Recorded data

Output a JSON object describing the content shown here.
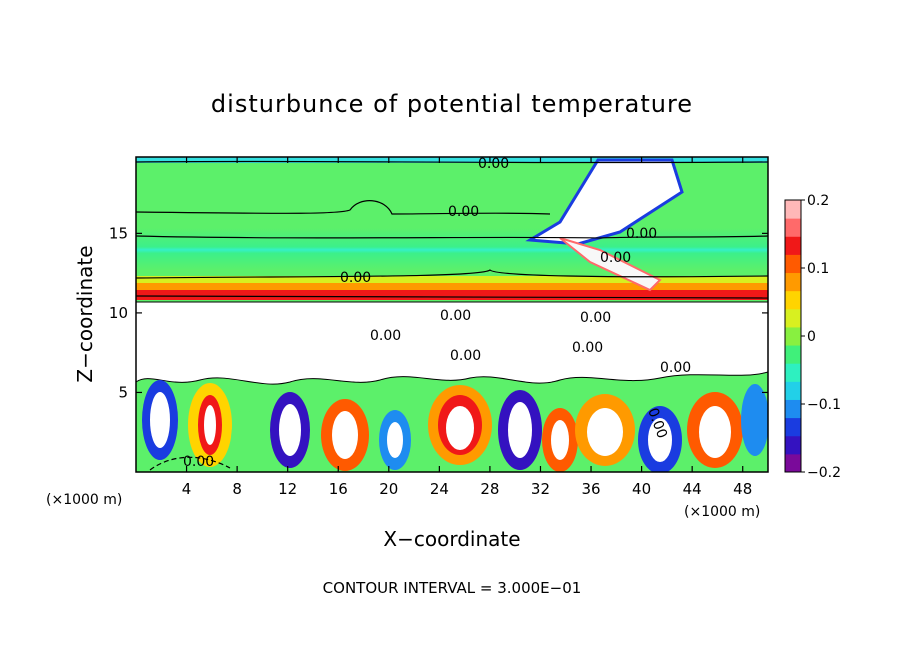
{
  "chart_data": {
    "type": "heatmap",
    "title": "disturbunce of potential temperature",
    "xlabel": "X−coordinate",
    "ylabel": "Z−coordinate",
    "x_unit_left": "(×1000 m)",
    "x_unit_right": "(×1000 m)",
    "x_ticks": [
      "4",
      "8",
      "12",
      "16",
      "20",
      "24",
      "28",
      "32",
      "36",
      "40",
      "44",
      "48"
    ],
    "y_ticks": [
      "5",
      "10",
      "15"
    ],
    "xlim": [
      0,
      50
    ],
    "ylim": [
      0,
      19.8
    ],
    "colorbar": {
      "min": -0.2,
      "max": 0.2,
      "ticks": [
        "0.2",
        "0.1",
        "0",
        "−0.1",
        "−0.2"
      ],
      "colors": [
        "#7a0a9a",
        "#3412c0",
        "#1a3ce0",
        "#1e8cf0",
        "#22d0e8",
        "#2ef0c0",
        "#40f07a",
        "#88f040",
        "#d8f020",
        "#ffd400",
        "#ff9a00",
        "#ff5a00",
        "#f01818",
        "#ff6a6a",
        "#ffb8b8"
      ]
    },
    "contour_labels": [
      "0.00",
      "0.00",
      "0.00",
      "0.00",
      "0.00",
      "0.00",
      "0.00",
      "0.00",
      "0.00",
      "0.00",
      "0.00",
      "0.00",
      "0.00"
    ],
    "footer": "CONTOUR INTERVAL = 3.000E−01"
  }
}
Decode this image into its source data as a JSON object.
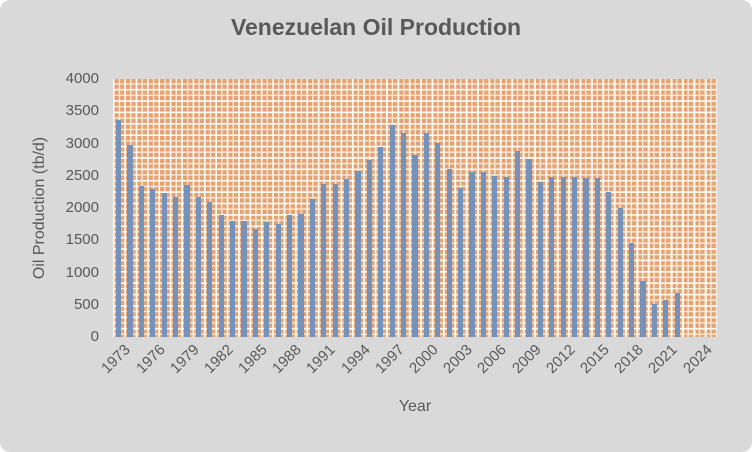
{
  "chart_data": {
    "type": "bar",
    "title": "Venezuelan Oil Production",
    "xlabel": "Year",
    "ylabel": "Oil Production (tb/d)",
    "ylim": [
      0,
      4000
    ],
    "ytick_interval": 500,
    "yticks": [
      0,
      500,
      1000,
      1500,
      2000,
      2500,
      3000,
      3500,
      4000
    ],
    "xtick_label_every": 3,
    "xtick_labels": [
      "1973",
      "1976",
      "1979",
      "1982",
      "1985",
      "1988",
      "1991",
      "1994",
      "1997",
      "2000",
      "2003",
      "2006",
      "2009",
      "2012",
      "2015",
      "2018",
      "2021",
      "2024"
    ],
    "categories": [
      1973,
      1974,
      1975,
      1976,
      1977,
      1978,
      1979,
      1980,
      1981,
      1982,
      1983,
      1984,
      1985,
      1986,
      1987,
      1988,
      1989,
      1990,
      1991,
      1992,
      1993,
      1994,
      1995,
      1996,
      1997,
      1998,
      1999,
      2000,
      2001,
      2002,
      2003,
      2004,
      2005,
      2006,
      2007,
      2008,
      2009,
      2010,
      2011,
      2012,
      2013,
      2014,
      2015,
      2016,
      2017,
      2018,
      2019,
      2020,
      2021,
      2022,
      2023,
      2024
    ],
    "values": [
      3366,
      2976,
      2346,
      2294,
      2238,
      2166,
      2356,
      2170,
      2100,
      1895,
      1800,
      1798,
      1677,
      1787,
      1752,
      1900,
      1907,
      2135,
      2375,
      2371,
      2450,
      2570,
      2750,
      2940,
      3280,
      3165,
      2825,
      3165,
      3010,
      2600,
      2305,
      2560,
      2565,
      2500,
      2487,
      2880,
      2755,
      2400,
      2480,
      2480,
      2480,
      2470,
      2470,
      2250,
      2000,
      1460,
      870,
      505,
      570,
      690,
      null,
      null
    ],
    "legend": null,
    "gridlines": false,
    "plot_area_fill": "orange dotted-grid pattern"
  },
  "colors": {
    "chart_background": "#D9D9D9",
    "bar": "#7492BA",
    "pattern_square": "#E7A474",
    "pattern_line": "#F7EBD3",
    "pattern_bright_line": "#FFFDF6",
    "text": "#595959"
  }
}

REQUIRED TASK> Make an exact copy of the listing above. Do not include the pictures.

SOLUTION>
Output a JSON object describing the content shown here.
{
  "chart_data": {
    "type": "heatmap",
    "title": "disturbunce of potential temperature",
    "xlabel": "X−coordinate",
    "ylabel": "Z−coordinate",
    "x_unit_left": "(×1000 m)",
    "x_unit_right": "(×1000 m)",
    "x_ticks": [
      "4",
      "8",
      "12",
      "16",
      "20",
      "24",
      "28",
      "32",
      "36",
      "40",
      "44",
      "48"
    ],
    "y_ticks": [
      "5",
      "10",
      "15"
    ],
    "xlim": [
      0,
      50
    ],
    "ylim": [
      0,
      19.8
    ],
    "colorbar": {
      "min": -0.2,
      "max": 0.2,
      "ticks": [
        "0.2",
        "0.1",
        "0",
        "−0.1",
        "−0.2"
      ],
      "colors": [
        "#7a0a9a",
        "#3412c0",
        "#1a3ce0",
        "#1e8cf0",
        "#22d0e8",
        "#2ef0c0",
        "#40f07a",
        "#88f040",
        "#d8f020",
        "#ffd400",
        "#ff9a00",
        "#ff5a00",
        "#f01818",
        "#ff6a6a",
        "#ffb8b8"
      ]
    },
    "contour_labels": [
      "0.00",
      "0.00",
      "0.00",
      "0.00",
      "0.00",
      "0.00",
      "0.00",
      "0.00",
      "0.00",
      "0.00",
      "0.00",
      "0.00",
      "0.00"
    ],
    "footer": "CONTOUR INTERVAL = 3.000E−01"
  }
}
Decode this image into its source data as a JSON object.
{
  "chart_data": {
    "type": "bar",
    "title": "Venezuelan Oil Production",
    "xlabel": "Year",
    "ylabel": "Oil Production (tb/d)",
    "ylim": [
      0,
      4000
    ],
    "ytick_interval": 500,
    "yticks": [
      0,
      500,
      1000,
      1500,
      2000,
      2500,
      3000,
      3500,
      4000
    ],
    "xtick_label_every": 3,
    "xtick_labels": [
      "1973",
      "1976",
      "1979",
      "1982",
      "1985",
      "1988",
      "1991",
      "1994",
      "1997",
      "2000",
      "2003",
      "2006",
      "2009",
      "2012",
      "2015",
      "2018",
      "2021",
      "2024"
    ],
    "categories": [
      1973,
      1974,
      1975,
      1976,
      1977,
      1978,
      1979,
      1980,
      1981,
      1982,
      1983,
      1984,
      1985,
      1986,
      1987,
      1988,
      1989,
      1990,
      1991,
      1992,
      1993,
      1994,
      1995,
      1996,
      1997,
      1998,
      1999,
      2000,
      2001,
      2002,
      2003,
      2004,
      2005,
      2006,
      2007,
      2008,
      2009,
      2010,
      2011,
      2012,
      2013,
      2014,
      2015,
      2016,
      2017,
      2018,
      2019,
      2020,
      2021,
      2022,
      2023,
      2024
    ],
    "values": [
      3366,
      2976,
      2346,
      2294,
      2238,
      2166,
      2356,
      2170,
      2100,
      1895,
      1800,
      1798,
      1677,
      1787,
      1752,
      1900,
      1907,
      2135,
      2375,
      2371,
      2450,
      2570,
      2750,
      2940,
      3280,
      3165,
      2825,
      3165,
      3010,
      2600,
      2305,
      2560,
      2565,
      2500,
      2487,
      2880,
      2755,
      2400,
      2480,
      2480,
      2480,
      2470,
      2470,
      2250,
      2000,
      1460,
      870,
      505,
      570,
      690,
      null,
      null
    ],
    "legend": null,
    "gridlines": false,
    "plot_area_fill": "orange dotted-grid pattern"
  },
  "colors": {
    "chart_background": "#D9D9D9",
    "bar": "#7492BA",
    "pattern_square": "#E7A474",
    "pattern_line": "#F7EBD3",
    "pattern_bright_line": "#FFFDF6",
    "text": "#595959"
  }
}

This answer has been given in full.